__Written exercise__: Transcribe the whole listing below without changing a word, but leave out every image.
• • • •
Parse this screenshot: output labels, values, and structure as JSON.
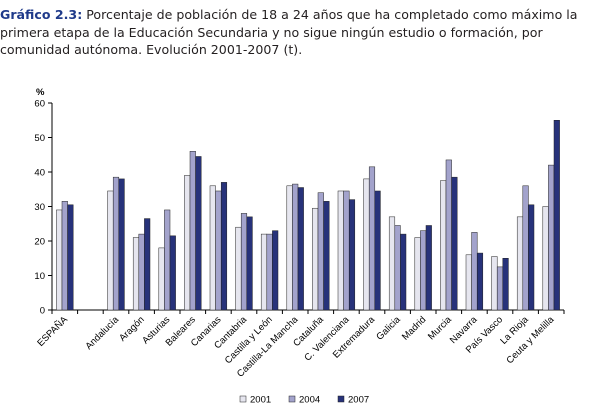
{
  "header": {
    "label": "Gráfico 2.3",
    "sep": ":",
    "text": "Porcentaje de población de 18 a 24 años que ha completado como máximo la primera etapa de la Educación Secundaria y no sigue ningún estudio o formación, por comunidad autónoma. Evolución 2001-2007 (t)."
  },
  "chart_data": {
    "type": "bar",
    "ylabel": "%",
    "ylim": [
      0,
      60
    ],
    "yticks": [
      "0",
      "10",
      "20",
      "30",
      "40",
      "50",
      "60"
    ],
    "grid": false,
    "legend_position": "bottom",
    "categories": [
      "ESPAÑA",
      "",
      "Andalucía",
      "Aragón",
      "Asturias",
      "Baleares",
      "Canarias",
      "Cantabria",
      "Castilla y León",
      "Castilla-La Mancha",
      "Cataluña",
      "C. Valenciana",
      "Extremadura",
      "Galicia",
      "Madrid",
      "Murcia",
      "Navarra",
      "País Vasco",
      "La Rioja",
      "Ceuta y Melilla"
    ],
    "series": [
      {
        "name": "2001",
        "color": "#e6e6ef",
        "values": [
          29,
          null,
          34.5,
          21,
          18,
          39,
          36,
          24,
          22,
          36,
          29.5,
          34.5,
          38,
          27,
          21,
          37.5,
          16,
          15.5,
          27,
          30
        ]
      },
      {
        "name": "2004",
        "color": "#a3a3cc",
        "values": [
          31.5,
          null,
          38.5,
          22,
          29,
          46,
          34.5,
          28,
          22,
          36.5,
          34,
          34.5,
          41.5,
          24.5,
          23,
          43.5,
          22.5,
          12.5,
          36,
          42
        ]
      },
      {
        "name": "2007",
        "color": "#27327a",
        "values": [
          30.5,
          null,
          38,
          26.5,
          21.5,
          44.5,
          37,
          27,
          23,
          35.5,
          31.5,
          32,
          34.5,
          22,
          24.5,
          38.5,
          16.5,
          15,
          30.5,
          55
        ]
      }
    ]
  }
}
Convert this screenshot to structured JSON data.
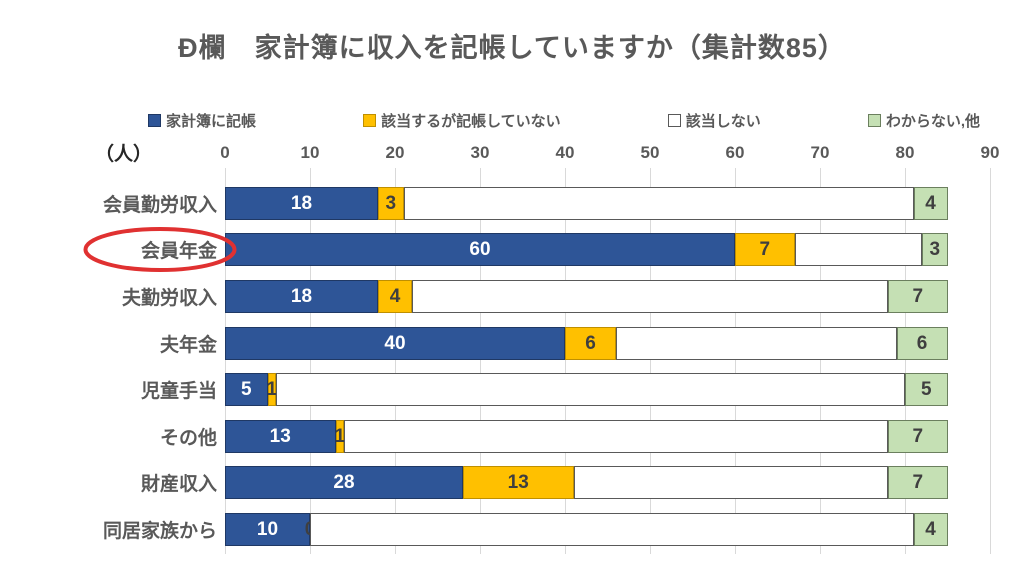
{
  "chart_data": {
    "type": "bar",
    "orientation": "horizontal",
    "stacked": true,
    "title": "Đ欄　家計簿に収入を記帳していますか（集計数85）",
    "unit_label": "（人）",
    "total_per_category": 85,
    "categories": [
      "会員勤労収入",
      "会員年金",
      "夫勤労収入",
      "夫年金",
      "児童手当",
      "その他",
      "財産収入",
      "同居家族から"
    ],
    "highlighted_category": "会員年金",
    "series": [
      {
        "name": "家計簿に記帳",
        "color": "#2E5597",
        "border": "#1F3864",
        "label_color": "#FFFFFF",
        "show_labels": true,
        "values": [
          18,
          60,
          18,
          40,
          5,
          13,
          28,
          10
        ]
      },
      {
        "name": "該当するが記帳していない",
        "color": "#FFC000",
        "border": "#BF8F00",
        "label_color": "#3F3F3F",
        "show_labels": true,
        "values": [
          3,
          7,
          4,
          6,
          1,
          1,
          13,
          0
        ]
      },
      {
        "name": "該当しない",
        "color": "#FFFFFF",
        "border": "#595959",
        "label_color": "#3F3F3F",
        "show_labels": false,
        "values": [
          60,
          15,
          56,
          33,
          74,
          64,
          37,
          71
        ]
      },
      {
        "name": "わからない,他",
        "color": "#C5E0B4",
        "border": "#6B7F5E",
        "label_color": "#3F3F3F",
        "show_labels": true,
        "values": [
          4,
          3,
          7,
          6,
          5,
          7,
          7,
          4
        ]
      }
    ],
    "xlim": [
      0,
      90
    ],
    "xticks": [
      0,
      10,
      20,
      30,
      40,
      50,
      60,
      70,
      80,
      90
    ],
    "legend_position": "top",
    "grid": "vertical",
    "annotation": {
      "shape": "ellipse",
      "color": "#E03131",
      "target": "会員年金"
    }
  }
}
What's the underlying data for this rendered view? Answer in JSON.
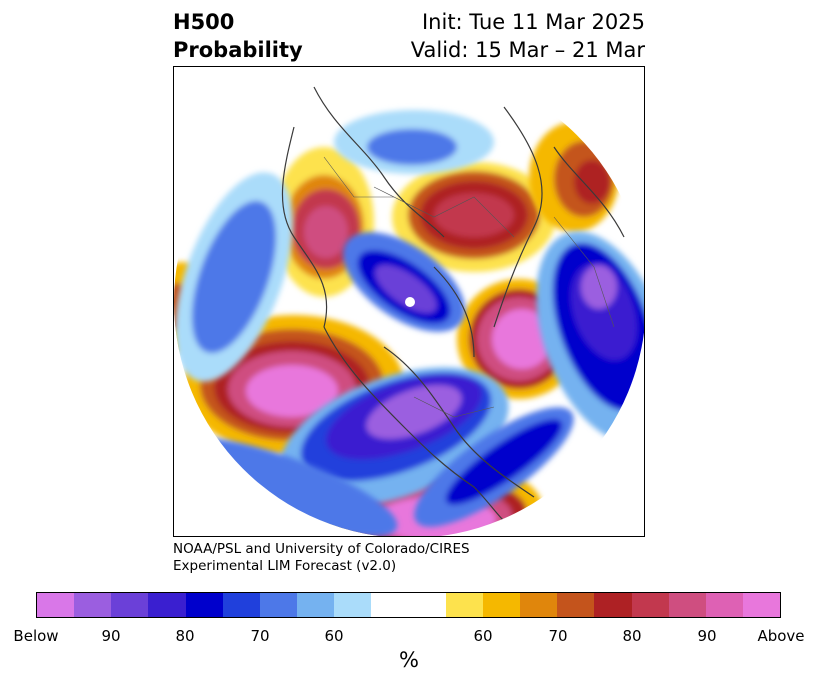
{
  "title": {
    "left_line1": "H500",
    "left_line2": "Probability",
    "right_line1": "Init: Tue 11 Mar 2025",
    "right_line2": "Valid: 15 Mar – 21 Mar"
  },
  "credit": {
    "line1": "NOAA/PSL and University of Colorado/CIRES",
    "line2": "Experimental LIM Forecast (v2.0)"
  },
  "colorbar": {
    "colors": [
      "#d977e8",
      "#9b5ee0",
      "#6b40d8",
      "#3a1fd0",
      "#0000cc",
      "#2040dc",
      "#4d78e8",
      "#75b2f0",
      "#aadcfa",
      "#ffffff",
      "#ffffff",
      "#fde24d",
      "#f5b800",
      "#e0860c",
      "#c4541c",
      "#ae2124",
      "#c2384e",
      "#cf4e80",
      "#de61b4",
      "#e877dc"
    ],
    "ticks": [
      "Below",
      "90",
      "80",
      "70",
      "60",
      "60",
      "70",
      "80",
      "90",
      "Above"
    ],
    "unit": "%"
  }
}
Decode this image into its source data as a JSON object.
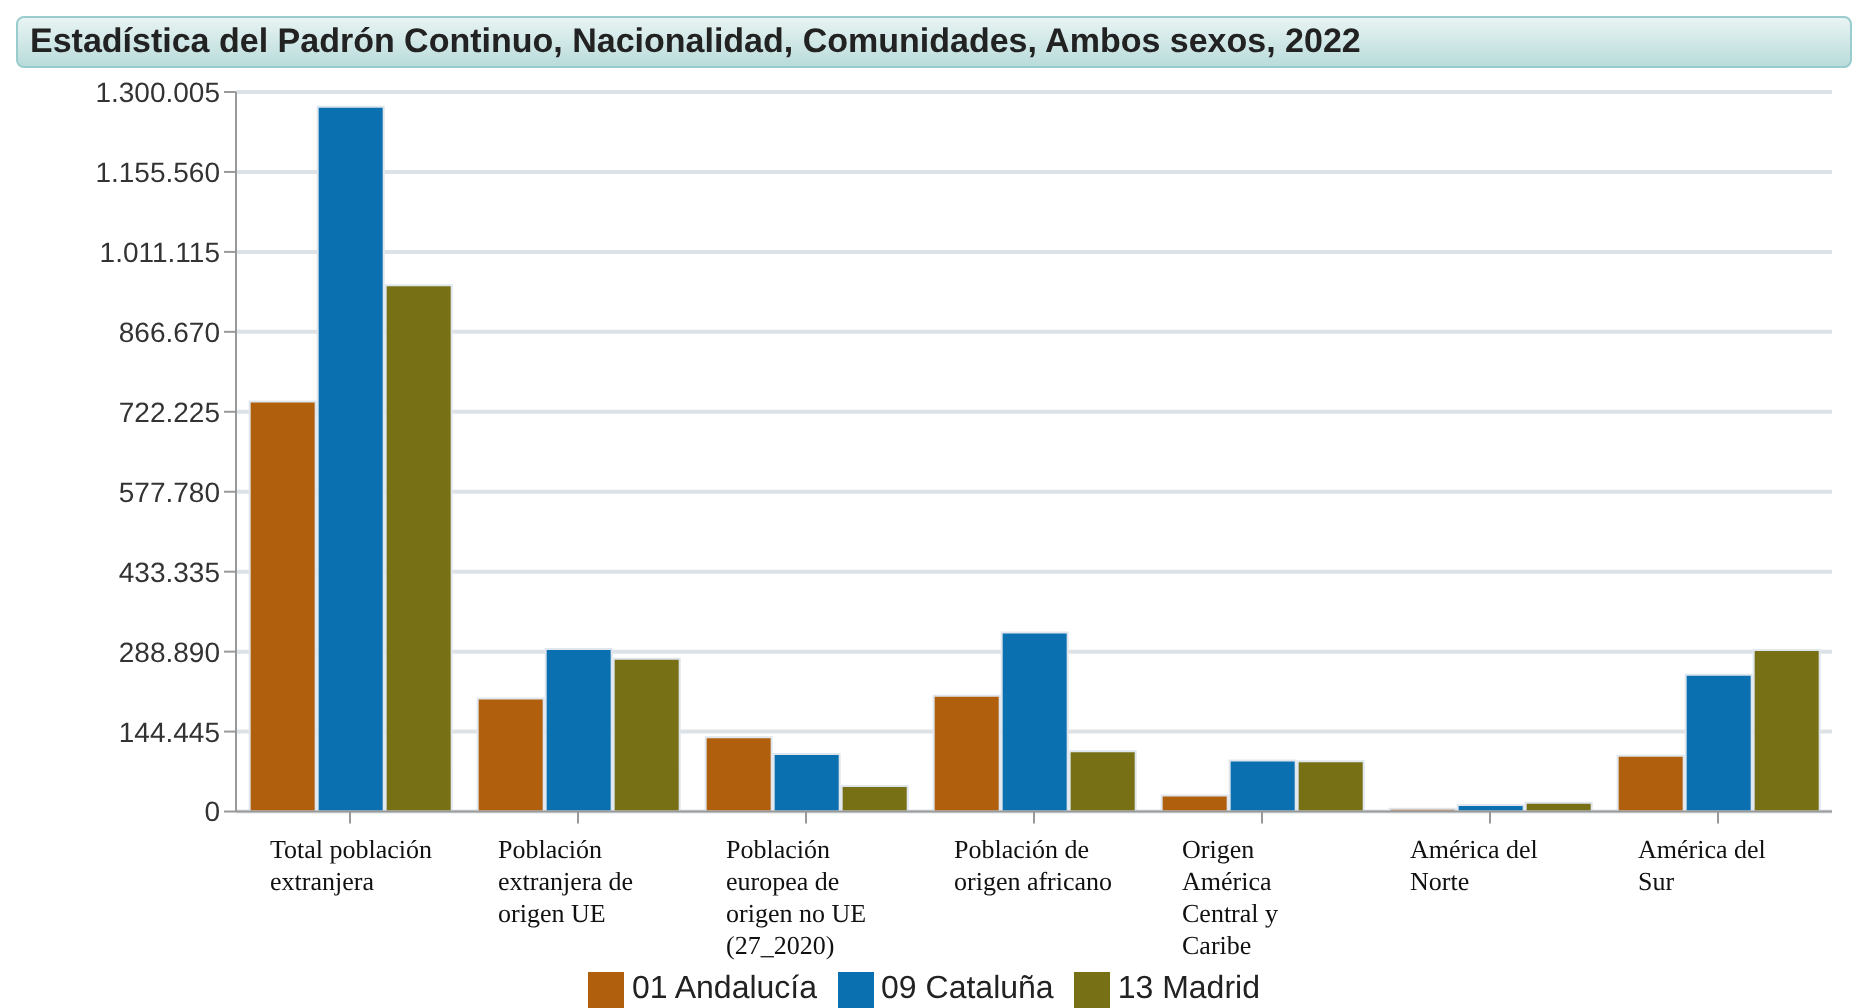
• • • •
__Response to the exercise__:
Parse this screenshot: output labels, values, and structure as JSON.
{
  "header": {
    "label": "Gráfico 2.3",
    "sep": ":",
    "text": "Porcentaje de población de 18 a 24 años que ha completado como máximo la primera etapa de la Educación Secundaria y no sigue ningún estudio o formación, por comunidad autónoma. Evolución 2001-2007 (t)."
  },
  "chart_data": {
    "type": "bar",
    "ylabel": "%",
    "ylim": [
      0,
      60
    ],
    "yticks": [
      "0",
      "10",
      "20",
      "30",
      "40",
      "50",
      "60"
    ],
    "grid": false,
    "legend_position": "bottom",
    "categories": [
      "ESPAÑA",
      "",
      "Andalucía",
      "Aragón",
      "Asturias",
      "Baleares",
      "Canarias",
      "Cantabria",
      "Castilla y León",
      "Castilla-La Mancha",
      "Cataluña",
      "C. Valenciana",
      "Extremadura",
      "Galicia",
      "Madrid",
      "Murcia",
      "Navarra",
      "País Vasco",
      "La Rioja",
      "Ceuta y Melilla"
    ],
    "series": [
      {
        "name": "2001",
        "color": "#e6e6ef",
        "values": [
          29,
          null,
          34.5,
          21,
          18,
          39,
          36,
          24,
          22,
          36,
          29.5,
          34.5,
          38,
          27,
          21,
          37.5,
          16,
          15.5,
          27,
          30
        ]
      },
      {
        "name": "2004",
        "color": "#a3a3cc",
        "values": [
          31.5,
          null,
          38.5,
          22,
          29,
          46,
          34.5,
          28,
          22,
          36.5,
          34,
          34.5,
          41.5,
          24.5,
          23,
          43.5,
          22.5,
          12.5,
          36,
          42
        ]
      },
      {
        "name": "2007",
        "color": "#27327a",
        "values": [
          30.5,
          null,
          38,
          26.5,
          21.5,
          44.5,
          37,
          27,
          23,
          35.5,
          31.5,
          32,
          34.5,
          22,
          24.5,
          38.5,
          16.5,
          15,
          30.5,
          55
        ]
      }
    ]
  }
}
Convert this screenshot to structured JSON data.
{
  "chart_data": {
    "type": "bar",
    "orientation": "horizontal",
    "stacked": true,
    "title": "Đ欄　家計簿に収入を記帳していますか（集計数85）",
    "unit_label": "（人）",
    "total_per_category": 85,
    "categories": [
      "会員勤労収入",
      "会員年金",
      "夫勤労収入",
      "夫年金",
      "児童手当",
      "その他",
      "財産収入",
      "同居家族から"
    ],
    "highlighted_category": "会員年金",
    "series": [
      {
        "name": "家計簿に記帳",
        "color": "#2E5597",
        "border": "#1F3864",
        "label_color": "#FFFFFF",
        "show_labels": true,
        "values": [
          18,
          60,
          18,
          40,
          5,
          13,
          28,
          10
        ]
      },
      {
        "name": "該当するが記帳していない",
        "color": "#FFC000",
        "border": "#BF8F00",
        "label_color": "#3F3F3F",
        "show_labels": true,
        "values": [
          3,
          7,
          4,
          6,
          1,
          1,
          13,
          0
        ]
      },
      {
        "name": "該当しない",
        "color": "#FFFFFF",
        "border": "#595959",
        "label_color": "#3F3F3F",
        "show_labels": false,
        "values": [
          60,
          15,
          56,
          33,
          74,
          64,
          37,
          71
        ]
      },
      {
        "name": "わからない,他",
        "color": "#C5E0B4",
        "border": "#6B7F5E",
        "label_color": "#3F3F3F",
        "show_labels": true,
        "values": [
          4,
          3,
          7,
          6,
          5,
          7,
          7,
          4
        ]
      }
    ],
    "xlim": [
      0,
      90
    ],
    "xticks": [
      0,
      10,
      20,
      30,
      40,
      50,
      60,
      70,
      80,
      90
    ],
    "legend_position": "top",
    "grid": "vertical",
    "annotation": {
      "shape": "ellipse",
      "color": "#E03131",
      "target": "会員年金"
    }
  }
}
What's the underlying data for this rendered view? Answer in JSON.
{
  "title": {
    "left_line1": "H500",
    "left_line2": "Probability",
    "right_line1": "Init: Tue 11 Mar 2025",
    "right_line2": "Valid: 15 Mar – 21 Mar"
  },
  "credit": {
    "line1": "NOAA/PSL and University of Colorado/CIRES",
    "line2": "Experimental LIM Forecast (v2.0)"
  },
  "colorbar": {
    "colors": [
      "#d977e8",
      "#9b5ee0",
      "#6b40d8",
      "#3a1fd0",
      "#0000cc",
      "#2040dc",
      "#4d78e8",
      "#75b2f0",
      "#aadcfa",
      "#ffffff",
      "#ffffff",
      "#fde24d",
      "#f5b800",
      "#e0860c",
      "#c4541c",
      "#ae2124",
      "#c2384e",
      "#cf4e80",
      "#de61b4",
      "#e877dc"
    ],
    "ticks": [
      "Below",
      "90",
      "80",
      "70",
      "60",
      "60",
      "70",
      "80",
      "90",
      "Above"
    ],
    "unit": "%"
  }
}
Decode this image into its source data as a JSON object.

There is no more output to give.